- [DATA SECTION]
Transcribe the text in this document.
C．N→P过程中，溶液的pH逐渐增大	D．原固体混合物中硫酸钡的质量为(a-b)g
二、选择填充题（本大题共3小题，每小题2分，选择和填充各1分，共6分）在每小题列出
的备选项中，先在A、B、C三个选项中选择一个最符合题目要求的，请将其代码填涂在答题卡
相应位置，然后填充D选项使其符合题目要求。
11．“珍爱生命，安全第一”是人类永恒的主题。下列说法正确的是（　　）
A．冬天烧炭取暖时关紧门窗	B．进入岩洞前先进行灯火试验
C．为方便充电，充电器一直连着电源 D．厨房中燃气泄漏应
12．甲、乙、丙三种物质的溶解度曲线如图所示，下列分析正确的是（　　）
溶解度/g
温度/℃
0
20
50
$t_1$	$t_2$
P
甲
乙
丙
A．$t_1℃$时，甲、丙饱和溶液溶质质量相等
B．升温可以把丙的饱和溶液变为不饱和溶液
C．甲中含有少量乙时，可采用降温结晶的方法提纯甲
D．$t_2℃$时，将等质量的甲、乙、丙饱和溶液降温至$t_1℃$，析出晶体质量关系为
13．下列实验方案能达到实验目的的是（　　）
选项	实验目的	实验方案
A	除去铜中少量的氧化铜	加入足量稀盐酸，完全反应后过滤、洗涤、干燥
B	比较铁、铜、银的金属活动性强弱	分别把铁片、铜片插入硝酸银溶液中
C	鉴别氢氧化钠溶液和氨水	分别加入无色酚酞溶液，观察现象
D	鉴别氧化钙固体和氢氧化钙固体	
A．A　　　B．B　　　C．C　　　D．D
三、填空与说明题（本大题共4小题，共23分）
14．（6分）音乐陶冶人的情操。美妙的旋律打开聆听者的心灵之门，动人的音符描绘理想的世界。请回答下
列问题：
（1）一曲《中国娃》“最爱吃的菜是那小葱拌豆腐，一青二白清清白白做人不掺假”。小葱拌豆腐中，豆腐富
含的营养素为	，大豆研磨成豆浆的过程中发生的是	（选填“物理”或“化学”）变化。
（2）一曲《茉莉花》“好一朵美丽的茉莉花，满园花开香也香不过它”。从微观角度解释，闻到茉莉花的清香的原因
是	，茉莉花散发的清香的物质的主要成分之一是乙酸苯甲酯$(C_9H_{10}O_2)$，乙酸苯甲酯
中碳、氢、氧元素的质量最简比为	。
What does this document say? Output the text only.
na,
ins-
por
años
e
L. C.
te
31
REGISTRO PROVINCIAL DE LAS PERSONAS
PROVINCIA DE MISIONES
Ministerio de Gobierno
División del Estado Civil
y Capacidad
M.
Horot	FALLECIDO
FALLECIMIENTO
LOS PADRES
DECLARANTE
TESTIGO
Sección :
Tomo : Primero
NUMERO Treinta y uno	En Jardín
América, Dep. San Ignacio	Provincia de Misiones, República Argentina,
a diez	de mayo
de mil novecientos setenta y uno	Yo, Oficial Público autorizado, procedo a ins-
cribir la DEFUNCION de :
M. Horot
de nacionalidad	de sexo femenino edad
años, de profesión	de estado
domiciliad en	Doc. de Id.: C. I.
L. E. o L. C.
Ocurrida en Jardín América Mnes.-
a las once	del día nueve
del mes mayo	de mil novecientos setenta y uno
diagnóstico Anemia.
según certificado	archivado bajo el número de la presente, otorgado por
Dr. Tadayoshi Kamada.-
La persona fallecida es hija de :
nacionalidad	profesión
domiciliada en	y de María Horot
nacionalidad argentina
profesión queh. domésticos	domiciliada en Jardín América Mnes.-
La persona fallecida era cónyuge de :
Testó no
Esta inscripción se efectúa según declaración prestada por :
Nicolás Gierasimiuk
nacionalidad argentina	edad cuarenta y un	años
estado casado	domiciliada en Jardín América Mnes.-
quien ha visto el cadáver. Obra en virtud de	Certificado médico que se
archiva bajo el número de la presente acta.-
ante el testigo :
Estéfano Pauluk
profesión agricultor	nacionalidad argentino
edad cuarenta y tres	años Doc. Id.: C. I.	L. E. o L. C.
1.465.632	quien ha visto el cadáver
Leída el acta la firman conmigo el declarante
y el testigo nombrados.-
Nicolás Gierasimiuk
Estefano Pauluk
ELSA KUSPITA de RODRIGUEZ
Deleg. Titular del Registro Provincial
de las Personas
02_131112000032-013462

- [TO BE DONE]
Go through the entries above and count the lines containing the word "acta"; give only that count.

- [CORRECT RESPONSE]
2